● Given problem: From the listing, collect all lines containing the word "Educación".

Records from a collection of figures:

----------

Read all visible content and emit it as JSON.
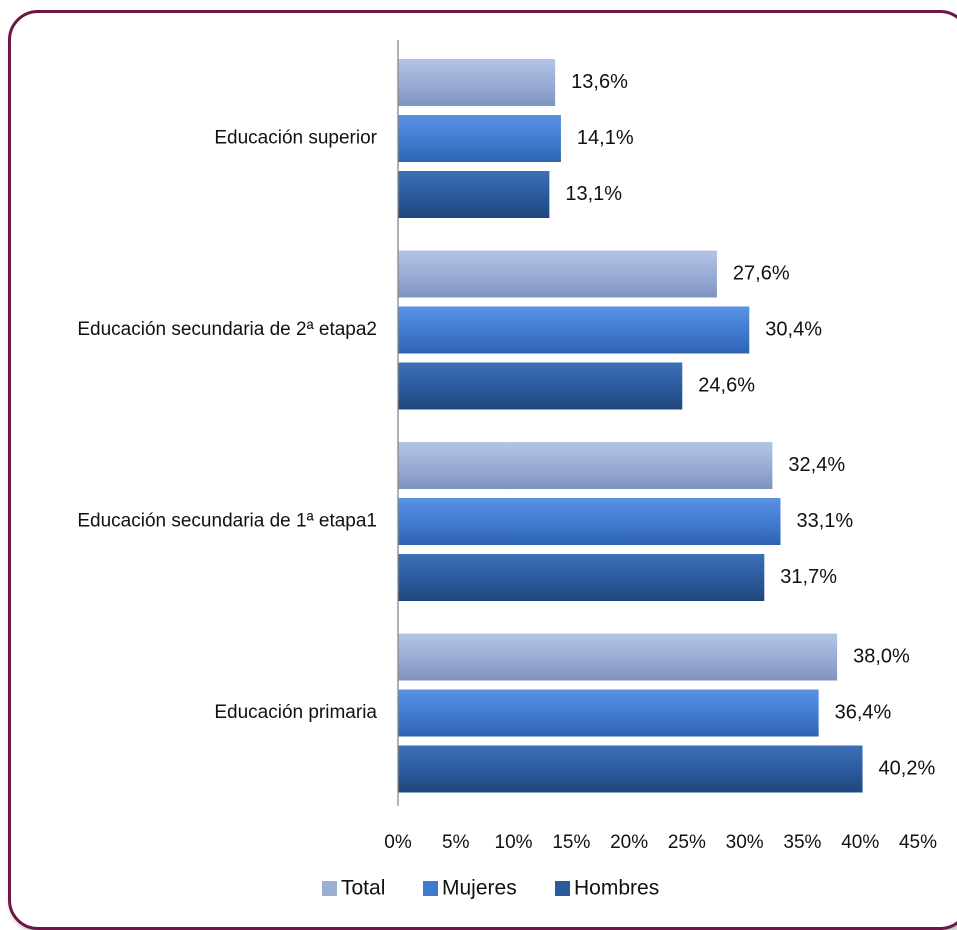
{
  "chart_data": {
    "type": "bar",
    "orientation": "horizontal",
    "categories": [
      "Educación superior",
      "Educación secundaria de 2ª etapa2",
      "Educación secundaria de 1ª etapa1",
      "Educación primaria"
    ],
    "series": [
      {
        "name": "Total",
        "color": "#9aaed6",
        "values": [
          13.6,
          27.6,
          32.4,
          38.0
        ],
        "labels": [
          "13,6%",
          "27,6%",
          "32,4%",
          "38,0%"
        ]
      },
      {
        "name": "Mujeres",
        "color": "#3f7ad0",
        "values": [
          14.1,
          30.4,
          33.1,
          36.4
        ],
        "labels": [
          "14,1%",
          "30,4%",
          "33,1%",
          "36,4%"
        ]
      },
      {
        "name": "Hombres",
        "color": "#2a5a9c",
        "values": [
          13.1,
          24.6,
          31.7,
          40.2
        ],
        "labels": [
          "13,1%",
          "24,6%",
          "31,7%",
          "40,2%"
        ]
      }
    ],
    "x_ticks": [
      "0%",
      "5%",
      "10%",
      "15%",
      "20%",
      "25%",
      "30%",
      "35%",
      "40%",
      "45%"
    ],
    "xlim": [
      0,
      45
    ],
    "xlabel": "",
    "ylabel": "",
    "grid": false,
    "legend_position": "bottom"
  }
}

----------

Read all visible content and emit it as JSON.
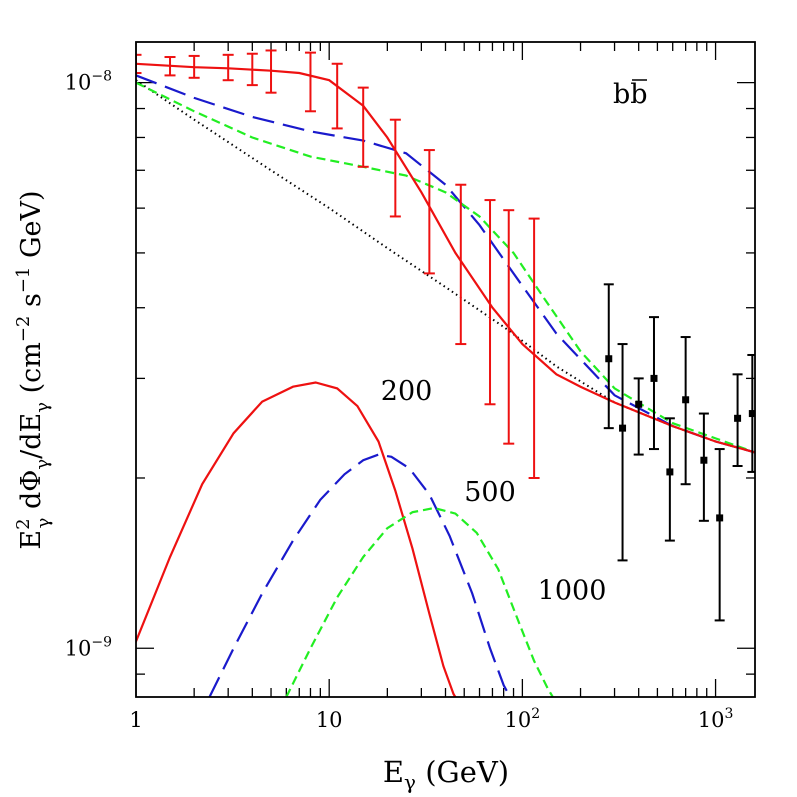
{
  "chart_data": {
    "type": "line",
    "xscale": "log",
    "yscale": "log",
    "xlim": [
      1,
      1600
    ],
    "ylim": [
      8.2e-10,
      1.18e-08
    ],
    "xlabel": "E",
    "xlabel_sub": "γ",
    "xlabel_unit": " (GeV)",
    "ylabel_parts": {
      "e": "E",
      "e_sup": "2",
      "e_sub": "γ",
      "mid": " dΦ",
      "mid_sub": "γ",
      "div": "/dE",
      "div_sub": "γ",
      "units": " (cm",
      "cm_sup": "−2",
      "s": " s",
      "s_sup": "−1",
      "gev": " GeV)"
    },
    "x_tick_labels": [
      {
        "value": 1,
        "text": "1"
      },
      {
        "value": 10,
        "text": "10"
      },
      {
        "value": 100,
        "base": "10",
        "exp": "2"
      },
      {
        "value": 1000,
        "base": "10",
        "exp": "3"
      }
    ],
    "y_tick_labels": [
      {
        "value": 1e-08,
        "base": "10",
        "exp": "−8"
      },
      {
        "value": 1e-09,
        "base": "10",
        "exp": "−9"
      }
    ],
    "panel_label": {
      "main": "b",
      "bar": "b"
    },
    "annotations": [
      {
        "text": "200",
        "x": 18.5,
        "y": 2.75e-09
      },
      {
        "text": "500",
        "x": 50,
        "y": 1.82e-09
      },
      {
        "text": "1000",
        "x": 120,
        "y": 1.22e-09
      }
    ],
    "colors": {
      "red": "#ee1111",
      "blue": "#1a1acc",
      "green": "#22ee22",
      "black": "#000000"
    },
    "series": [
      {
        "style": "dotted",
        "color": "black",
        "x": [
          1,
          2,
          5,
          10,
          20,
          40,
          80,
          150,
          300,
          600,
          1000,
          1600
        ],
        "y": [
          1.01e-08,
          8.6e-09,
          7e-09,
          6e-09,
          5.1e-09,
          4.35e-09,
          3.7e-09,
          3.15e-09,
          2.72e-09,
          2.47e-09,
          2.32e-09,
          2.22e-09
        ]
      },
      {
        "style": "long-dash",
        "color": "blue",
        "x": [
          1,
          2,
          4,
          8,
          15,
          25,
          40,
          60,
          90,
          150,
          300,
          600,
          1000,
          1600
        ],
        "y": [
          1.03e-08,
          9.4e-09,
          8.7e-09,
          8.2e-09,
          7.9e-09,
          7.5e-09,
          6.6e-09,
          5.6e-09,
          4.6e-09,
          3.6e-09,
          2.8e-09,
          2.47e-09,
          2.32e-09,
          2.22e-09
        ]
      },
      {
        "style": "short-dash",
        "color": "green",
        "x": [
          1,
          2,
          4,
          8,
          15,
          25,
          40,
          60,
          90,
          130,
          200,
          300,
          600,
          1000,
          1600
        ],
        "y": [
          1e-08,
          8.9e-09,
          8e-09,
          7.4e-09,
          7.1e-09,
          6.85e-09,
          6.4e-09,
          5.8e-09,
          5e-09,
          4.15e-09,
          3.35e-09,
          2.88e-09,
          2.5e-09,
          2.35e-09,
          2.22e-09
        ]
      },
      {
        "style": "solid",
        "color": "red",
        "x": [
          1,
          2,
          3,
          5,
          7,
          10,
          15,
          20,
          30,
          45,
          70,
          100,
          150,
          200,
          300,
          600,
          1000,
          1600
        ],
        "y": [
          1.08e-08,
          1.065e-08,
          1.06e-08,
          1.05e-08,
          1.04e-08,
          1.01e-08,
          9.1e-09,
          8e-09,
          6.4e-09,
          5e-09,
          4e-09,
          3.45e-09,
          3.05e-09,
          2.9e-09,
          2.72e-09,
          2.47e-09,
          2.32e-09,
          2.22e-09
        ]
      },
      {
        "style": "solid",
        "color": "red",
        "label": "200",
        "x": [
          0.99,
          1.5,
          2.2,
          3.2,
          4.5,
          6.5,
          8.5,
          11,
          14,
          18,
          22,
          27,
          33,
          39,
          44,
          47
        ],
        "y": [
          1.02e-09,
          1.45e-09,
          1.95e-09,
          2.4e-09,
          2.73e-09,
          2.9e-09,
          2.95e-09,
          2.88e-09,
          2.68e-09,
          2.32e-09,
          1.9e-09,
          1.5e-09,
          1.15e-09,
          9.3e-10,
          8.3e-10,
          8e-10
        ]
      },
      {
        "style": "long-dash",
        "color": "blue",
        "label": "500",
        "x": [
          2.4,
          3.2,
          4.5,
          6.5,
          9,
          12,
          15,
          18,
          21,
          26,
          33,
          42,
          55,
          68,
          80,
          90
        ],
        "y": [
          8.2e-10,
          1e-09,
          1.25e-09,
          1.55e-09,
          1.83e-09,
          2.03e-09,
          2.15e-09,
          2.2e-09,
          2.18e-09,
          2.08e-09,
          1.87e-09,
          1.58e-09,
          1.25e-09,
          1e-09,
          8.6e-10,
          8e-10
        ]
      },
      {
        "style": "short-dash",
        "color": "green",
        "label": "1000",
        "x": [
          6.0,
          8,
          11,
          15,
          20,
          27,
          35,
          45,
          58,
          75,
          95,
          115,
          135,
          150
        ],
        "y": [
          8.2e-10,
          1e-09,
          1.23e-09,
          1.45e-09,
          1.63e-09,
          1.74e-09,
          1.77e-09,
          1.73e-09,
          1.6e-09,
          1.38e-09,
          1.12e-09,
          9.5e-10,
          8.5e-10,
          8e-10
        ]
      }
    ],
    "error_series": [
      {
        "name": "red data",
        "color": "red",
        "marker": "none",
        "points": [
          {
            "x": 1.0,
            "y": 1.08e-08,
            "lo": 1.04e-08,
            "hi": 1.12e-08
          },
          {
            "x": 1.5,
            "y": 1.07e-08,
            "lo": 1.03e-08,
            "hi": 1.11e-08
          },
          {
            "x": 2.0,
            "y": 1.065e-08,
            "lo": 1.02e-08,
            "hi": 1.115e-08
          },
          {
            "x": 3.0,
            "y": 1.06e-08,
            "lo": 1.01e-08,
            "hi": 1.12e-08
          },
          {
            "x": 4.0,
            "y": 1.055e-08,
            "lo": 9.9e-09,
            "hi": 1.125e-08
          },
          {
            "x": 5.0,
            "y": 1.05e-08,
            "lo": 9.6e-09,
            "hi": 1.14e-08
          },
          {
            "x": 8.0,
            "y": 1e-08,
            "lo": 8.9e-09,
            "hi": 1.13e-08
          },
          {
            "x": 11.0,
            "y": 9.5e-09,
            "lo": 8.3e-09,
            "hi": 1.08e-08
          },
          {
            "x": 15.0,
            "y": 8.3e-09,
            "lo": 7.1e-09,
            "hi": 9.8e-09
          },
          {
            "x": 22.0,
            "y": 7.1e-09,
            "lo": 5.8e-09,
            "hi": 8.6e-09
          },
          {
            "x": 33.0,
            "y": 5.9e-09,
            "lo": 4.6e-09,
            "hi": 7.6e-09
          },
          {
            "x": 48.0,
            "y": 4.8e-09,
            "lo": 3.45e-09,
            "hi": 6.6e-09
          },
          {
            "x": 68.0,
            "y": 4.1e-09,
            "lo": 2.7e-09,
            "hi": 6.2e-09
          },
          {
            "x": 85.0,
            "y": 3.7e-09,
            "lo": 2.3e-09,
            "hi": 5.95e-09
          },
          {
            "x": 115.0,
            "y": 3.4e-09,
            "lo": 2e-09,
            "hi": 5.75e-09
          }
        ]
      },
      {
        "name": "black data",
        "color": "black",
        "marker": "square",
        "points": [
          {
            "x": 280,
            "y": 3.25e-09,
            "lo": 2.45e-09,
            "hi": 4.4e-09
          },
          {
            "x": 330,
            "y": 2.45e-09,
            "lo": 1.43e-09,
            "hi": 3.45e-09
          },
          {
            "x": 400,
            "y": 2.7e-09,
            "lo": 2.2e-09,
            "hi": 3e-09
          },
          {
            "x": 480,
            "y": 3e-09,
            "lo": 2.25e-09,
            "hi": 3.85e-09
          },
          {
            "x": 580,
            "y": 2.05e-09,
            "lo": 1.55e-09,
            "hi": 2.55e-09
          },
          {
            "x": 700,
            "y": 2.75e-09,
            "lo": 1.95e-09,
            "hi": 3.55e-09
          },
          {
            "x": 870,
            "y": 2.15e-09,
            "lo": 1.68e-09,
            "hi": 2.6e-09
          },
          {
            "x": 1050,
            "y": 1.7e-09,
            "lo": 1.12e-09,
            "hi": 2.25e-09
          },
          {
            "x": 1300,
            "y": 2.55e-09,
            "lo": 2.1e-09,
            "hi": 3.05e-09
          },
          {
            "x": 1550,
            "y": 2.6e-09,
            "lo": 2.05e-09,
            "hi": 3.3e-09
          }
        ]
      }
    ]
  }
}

----------

● Exercise response:
      "Educación superior",
      "Educación secundaria de 2ª etapa2",
      "Educación secundaria de 1ª etapa1",
      "Educación primaria"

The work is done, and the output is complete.